RECORD LIST

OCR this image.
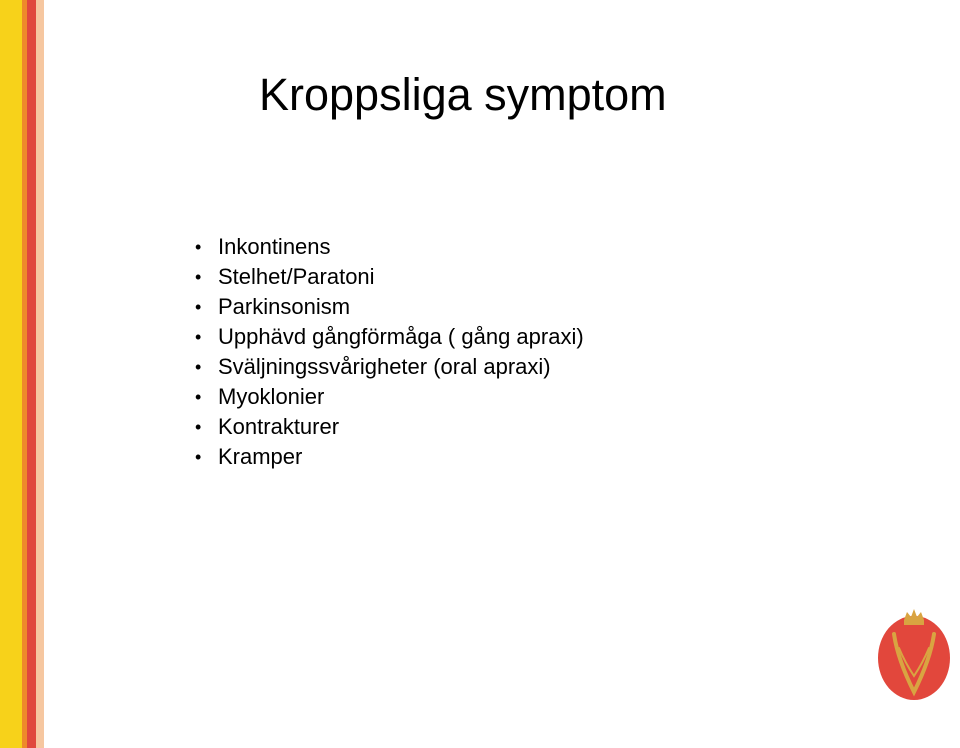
Kroppsliga symptom
• Inkontinens
• Stelhet/Paratoni
• Parkinsonism
• Upphävd gångförmåga ( gång apraxi)
• Sväljningssvårigheter (oral apraxi)
• Myoklonier
• Kontrakturer
• Kramper
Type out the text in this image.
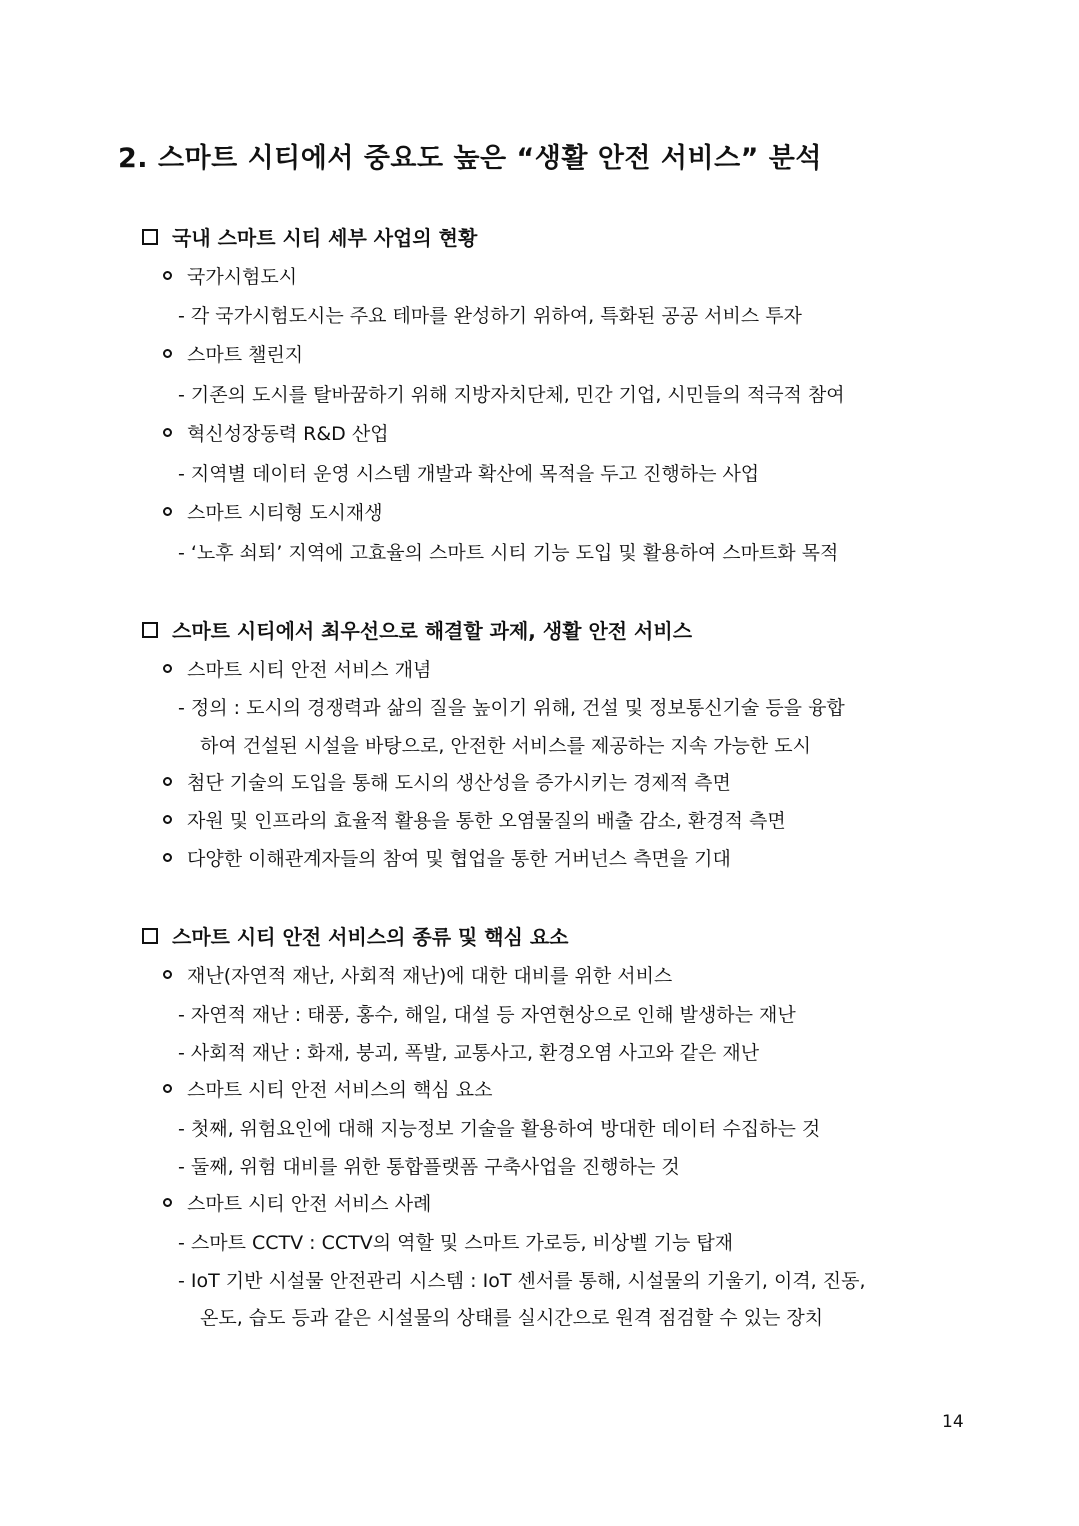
2. 스마트 시티에서 중요도 높은 “생활 안전 서비스” 분석
국내 스마트 시티 세부 사업의 현황
국가시험도시
- 각 국가시험도시는 주요 테마를 완성하기 위하여, 특화된 공공 서비스 투자
스마트 챌린지
- 기존의 도시를 탈바꿈하기 위해 지방자치단체, 민간 기업, 시민들의 적극적 참여
혁신성장동력 R&D 산업
- 지역별 데이터 운영 시스템 개발과 확산에 목적을 두고 진행하는 사업
스마트 시티형 도시재생
- ‘노후 쇠퇴’ 지역에 고효율의 스마트 시티 기능 도입 및 활용하여 스마트화 목적
스마트 시티에서 최우선으로 해결할 과제, 생활 안전 서비스
스마트 시티 안전 서비스 개념
- 정의 : 도시의 경쟁력과 삶의 질을 높이기 위해, 건설 및 정보통신기술 등을 융합
하여 건설된 시설을 바탕으로, 안전한 서비스를 제공하는 지속 가능한 도시
첨단 기술의 도입을 통해 도시의 생산성을 증가시키는 경제적 측면
자원 및 인프라의 효율적 활용을 통한 오염물질의 배출 감소, 환경적 측면
다양한 이해관계자들의 참여 및 협업을 통한 거버넌스 측면을 기대
스마트 시티 안전 서비스의 종류 및 핵심 요소
재난(자연적 재난, 사회적 재난)에 대한 대비를 위한 서비스
- 자연적 재난 : 태풍, 홍수, 해일, 대설 등 자연현상으로 인해 발생하는 재난
- 사회적 재난 : 화재, 붕괴, 폭발, 교통사고, 환경오염 사고와 같은 재난
스마트 시티 안전 서비스의 핵심 요소
- 첫째, 위험요인에 대해 지능정보 기술을 활용하여 방대한 데이터 수집하는 것
- 둘째, 위험 대비를 위한 통합플랫폼 구축사업을 진행하는 것
스마트 시티 안전 서비스 사례
- 스마트 CCTV : CCTV의 역할 및 스마트 가로등, 비상벨 기능 탑재
- IoT 기반 시설물 안전관리 시스템 : IoT 센서를 통해, 시설물의 기울기, 이격, 진동,
온도, 습도 등과 같은 시설물의 상태를 실시간으로 원격 점검할 수 있는 장치
14
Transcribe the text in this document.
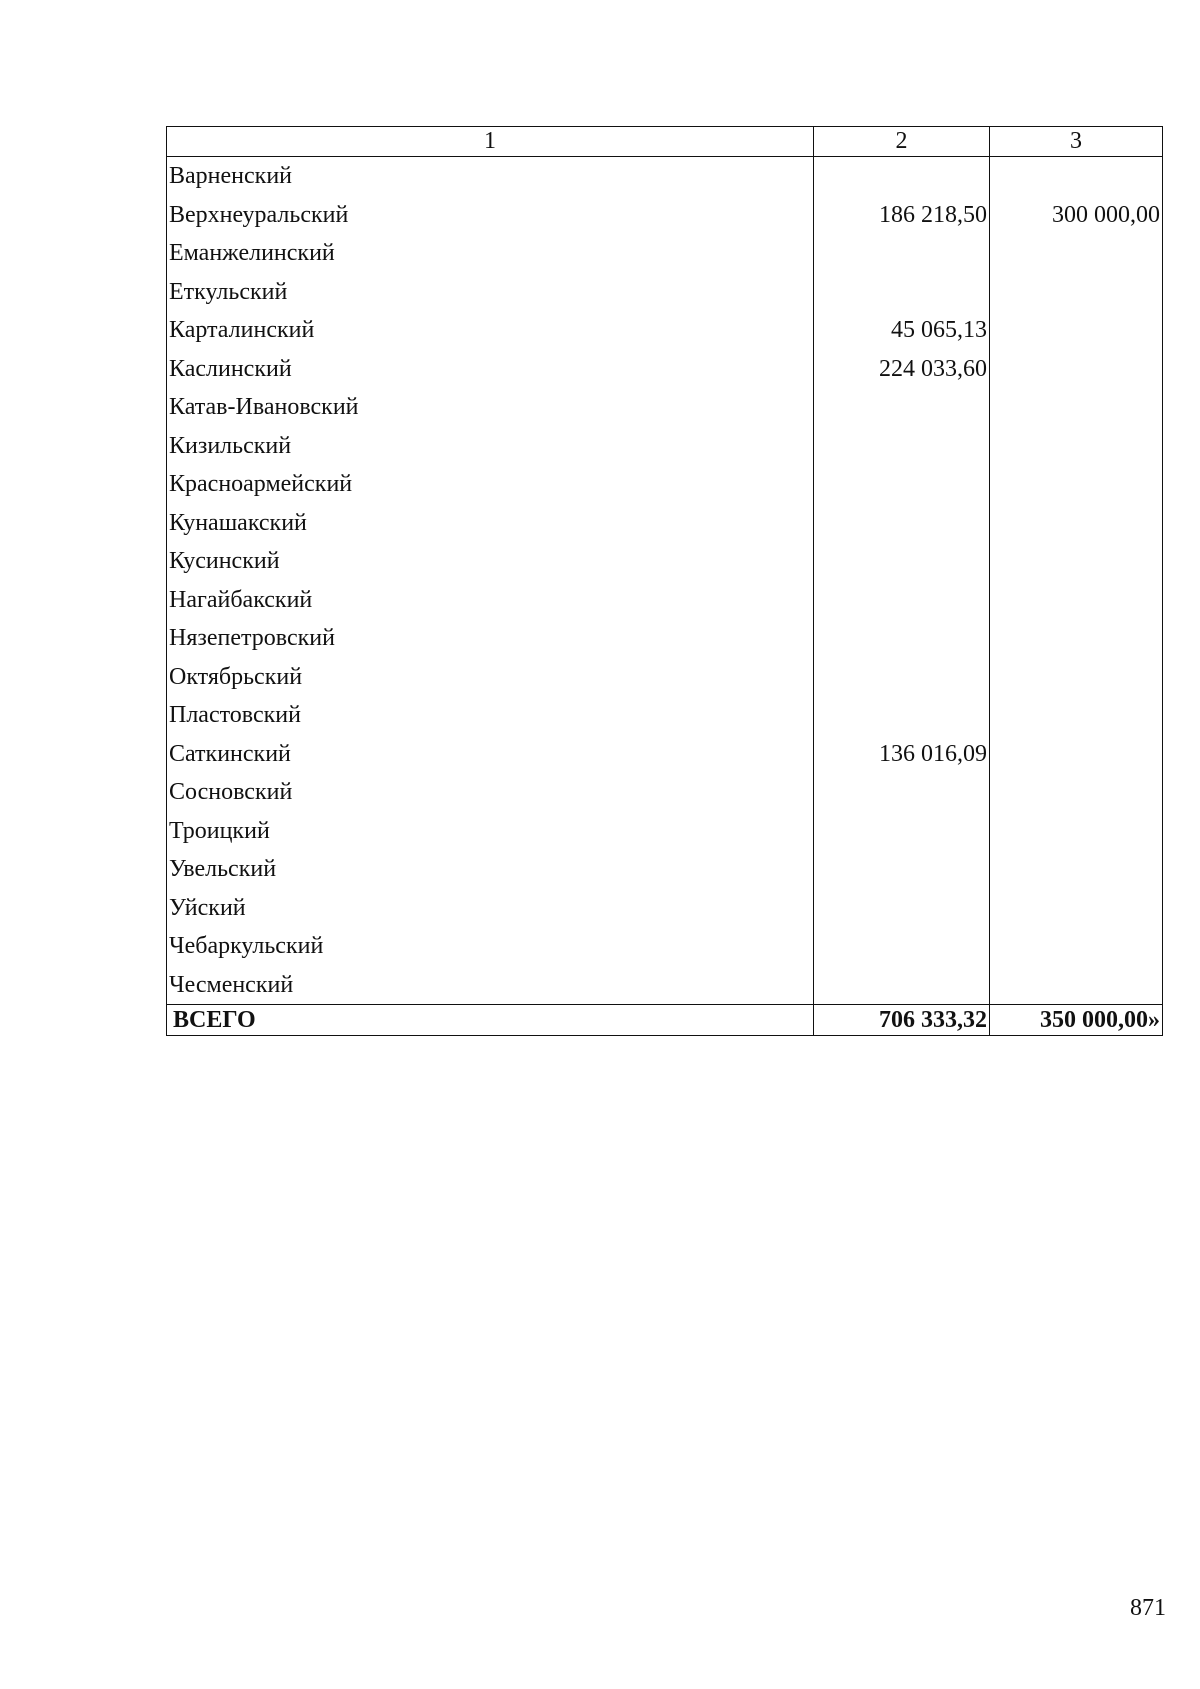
1	2	3
Варненский		
Верхнеуральский	186 218,50	300 000,00
Еманжелинский		
Еткульский		
Карталинский	45 065,13	
Каслинский	224 033,60	
Катав-Ивановский		
Кизильский		
Красноармейский		
Кунашакский		
Кусинский		
Нагайбакский		
Нязепетровский		
Октябрьский		
Пластовский		
Саткинский	136 016,09	
Сосновский		
Троицкий		
Увельский		
Уйский		
Чебаркульский		
Чесменский		
ВСЕГО	706 333,32	350 000,00»
871
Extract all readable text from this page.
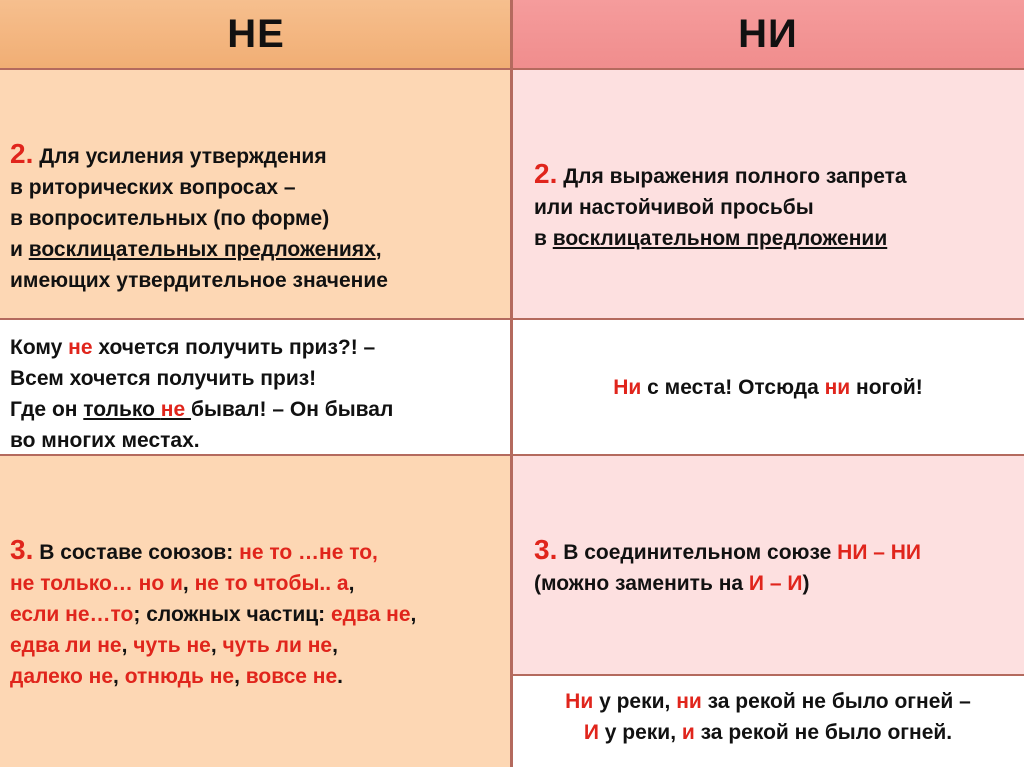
НЕ	НИ
2. Для усиления утверждения
в риторических вопросах –
в вопросительных (по форме)
и восклицательных предложениях,
имеющих утвердительное значение
2. Для выражения полного запрета
или настойчивой просьбы
в восклицательном предложении
Кому не хочется получить приз?! –
Всем хочется получить приз!
Где он только не бывал! – Он бывал
во многих местах.
Ни с места! Отсюда ни ногой!
3. В составе союзов: не то …не то,
не только… но и, не то чтобы.. а,
если не…то; сложных частиц: едва не,
едва ли не, чуть не, чуть ли не,
далеко не, отнюдь не, вовсе не.
3. В соединительном союзе НИ – НИ
(можно заменить на И – И)
Ни у реки, ни за рекой не было огней –
И у реки, и за рекой не было огней.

AIM
Exactly reproduce each record, leaving out any pictures.

SOLUTION
OCR this image.
Kroppsliga symptom
• Inkontinens
• Stelhet/Paratoni
• Parkinsonism
• Upphävd gångförmåga ( gång apraxi)
• Sväljningssvårigheter (oral apraxi)
• Myoklonier
• Kontrakturer
• Kramper
Type out the text in this image.
2. 스마트 시티에서 중요도 높은 “생활 안전 서비스” 분석
국내 스마트 시티 세부 사업의 현황
국가시험도시
- 각 국가시험도시는 주요 테마를 완성하기 위하여, 특화된 공공 서비스 투자
스마트 챌린지
- 기존의 도시를 탈바꿈하기 위해 지방자치단체, 민간 기업, 시민들의 적극적 참여
혁신성장동력 R&D 산업
- 지역별 데이터 운영 시스템 개발과 확산에 목적을 두고 진행하는 사업
스마트 시티형 도시재생
- ‘노후 쇠퇴’ 지역에 고효율의 스마트 시티 기능 도입 및 활용하여 스마트화 목적
스마트 시티에서 최우선으로 해결할 과제, 생활 안전 서비스
스마트 시티 안전 서비스 개념
- 정의 : 도시의 경쟁력과 삶의 질을 높이기 위해, 건설 및 정보통신기술 등을 융합
하여 건설된 시설을 바탕으로, 안전한 서비스를 제공하는 지속 가능한 도시
첨단 기술의 도입을 통해 도시의 생산성을 증가시키는 경제적 측면
자원 및 인프라의 효율적 활용을 통한 오염물질의 배출 감소, 환경적 측면
다양한 이해관계자들의 참여 및 협업을 통한 거버넌스 측면을 기대
스마트 시티 안전 서비스의 종류 및 핵심 요소
재난(자연적 재난, 사회적 재난)에 대한 대비를 위한 서비스
- 자연적 재난 : 태풍, 홍수, 해일, 대설 등 자연현상으로 인해 발생하는 재난
- 사회적 재난 : 화재, 붕괴, 폭발, 교통사고, 환경오염 사고와 같은 재난
스마트 시티 안전 서비스의 핵심 요소
- 첫째, 위험요인에 대해 지능정보 기술을 활용하여 방대한 데이터 수집하는 것
- 둘째, 위험 대비를 위한 통합플랫폼 구축사업을 진행하는 것
스마트 시티 안전 서비스 사례
- 스마트 CCTV : CCTV의 역할 및 스마트 가로등, 비상벨 기능 탑재
- IoT 기반 시설물 안전관리 시스템 : IoT 센서를 통해, 시설물의 기울기, 이격, 진동,
온도, 습도 등과 같은 시설물의 상태를 실시간으로 원격 점검할 수 있는 장치
14
Transcribe the text in this document.
1	2	3
Варненский		
Верхнеуральский	186 218,50	300 000,00
Еманжелинский		
Еткульский		
Карталинский	45 065,13	
Каслинский	224 033,60	
Катав-Ивановский		
Кизильский		
Красноармейский		
Кунашакский		
Кусинский		
Нагайбакский		
Нязепетровский		
Октябрьский		
Пластовский		
Саткинский	136 016,09	
Сосновский		
Троицкий		
Увельский		
Уйский		
Чебаркульский		
Чесменский		
ВСЕГО	706 333,32	350 000,00»
871
Extract all readable text from this page.
НЕ	НИ
2. Для усиления утверждения
в риторических вопросах –
в вопросительных (по форме)
и восклицательных предложениях,
имеющих утвердительное значение
2. Для выражения полного запрета
или настойчивой просьбы
в восклицательном предложении
Кому не хочется получить приз?! –
Всем хочется получить приз!
Где он только не бывал! – Он бывал
во многих местах.
Ни с места! Отсюда ни ногой!
3. В составе союзов: не то …не то,
не только… но и, не то чтобы.. а,
если не…то; сложных частиц: едва не,
едва ли не, чуть не, чуть ли не,
далеко не, отнюдь не, вовсе не.
3. В соединительном союзе НИ – НИ
(можно заменить на И – И)
Ни у реки, ни за рекой не было огней –
И у реки, и за рекой не было огней.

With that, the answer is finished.